YOUR TASK:
Find each line containing the string "image" and return it.

(Collection entries)
+-------+
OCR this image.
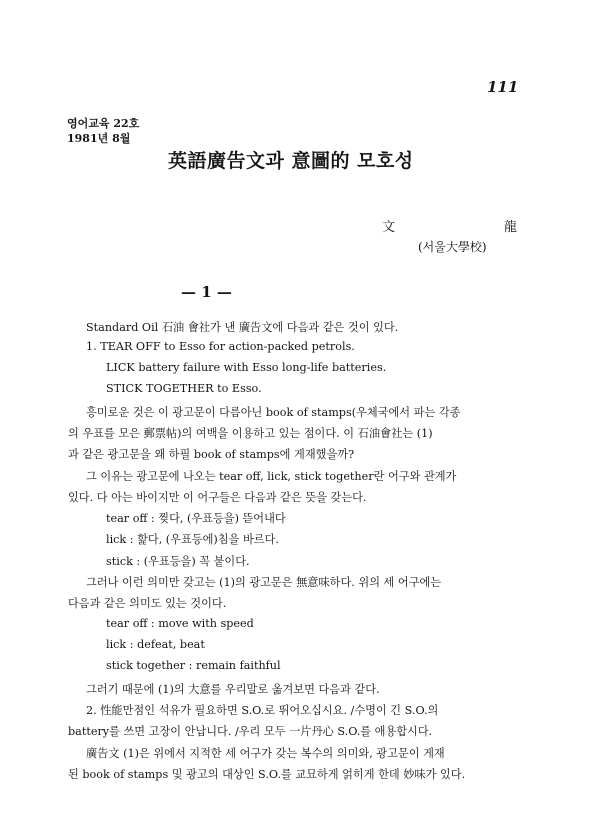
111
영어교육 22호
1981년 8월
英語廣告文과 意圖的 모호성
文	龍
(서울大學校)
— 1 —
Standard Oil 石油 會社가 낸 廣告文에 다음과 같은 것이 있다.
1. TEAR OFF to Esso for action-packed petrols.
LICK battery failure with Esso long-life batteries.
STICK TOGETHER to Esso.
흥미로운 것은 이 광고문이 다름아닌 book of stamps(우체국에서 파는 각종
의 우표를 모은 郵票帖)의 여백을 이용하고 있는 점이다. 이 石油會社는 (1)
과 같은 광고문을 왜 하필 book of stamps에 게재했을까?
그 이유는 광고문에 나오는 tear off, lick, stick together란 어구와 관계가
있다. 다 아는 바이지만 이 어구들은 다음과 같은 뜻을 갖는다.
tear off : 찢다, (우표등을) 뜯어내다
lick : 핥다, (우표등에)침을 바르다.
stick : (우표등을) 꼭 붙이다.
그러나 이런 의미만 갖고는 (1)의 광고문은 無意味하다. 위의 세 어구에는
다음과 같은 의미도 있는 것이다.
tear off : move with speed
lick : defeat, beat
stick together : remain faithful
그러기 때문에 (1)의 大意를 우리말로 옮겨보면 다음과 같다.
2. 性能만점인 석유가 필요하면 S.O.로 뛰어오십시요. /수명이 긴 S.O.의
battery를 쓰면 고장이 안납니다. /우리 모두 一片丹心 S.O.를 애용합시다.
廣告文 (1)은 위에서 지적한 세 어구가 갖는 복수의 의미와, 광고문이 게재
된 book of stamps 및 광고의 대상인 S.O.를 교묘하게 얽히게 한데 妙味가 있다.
+-------+
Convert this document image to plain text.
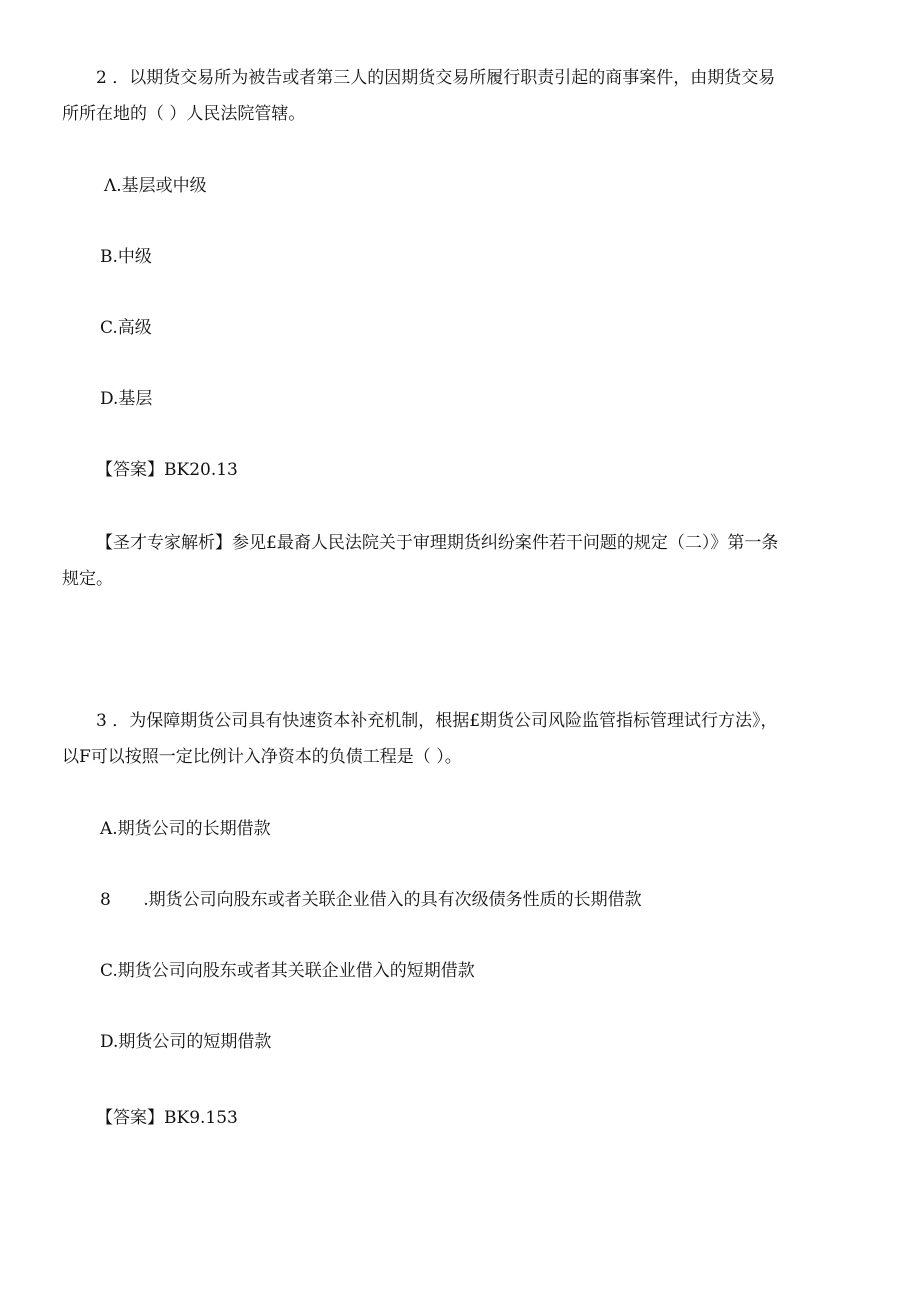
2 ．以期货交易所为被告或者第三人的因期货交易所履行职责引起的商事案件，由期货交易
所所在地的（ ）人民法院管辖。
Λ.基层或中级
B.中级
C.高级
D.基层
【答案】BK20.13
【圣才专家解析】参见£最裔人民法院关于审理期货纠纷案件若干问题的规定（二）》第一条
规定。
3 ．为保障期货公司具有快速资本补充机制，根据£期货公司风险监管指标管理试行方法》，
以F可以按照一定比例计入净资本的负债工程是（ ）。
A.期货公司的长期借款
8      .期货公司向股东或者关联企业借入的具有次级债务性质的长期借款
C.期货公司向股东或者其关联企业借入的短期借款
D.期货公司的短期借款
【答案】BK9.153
+-------+
ANSWER FOR THIS EXERCISE:
OCR this image.
Convert this document image to plain text.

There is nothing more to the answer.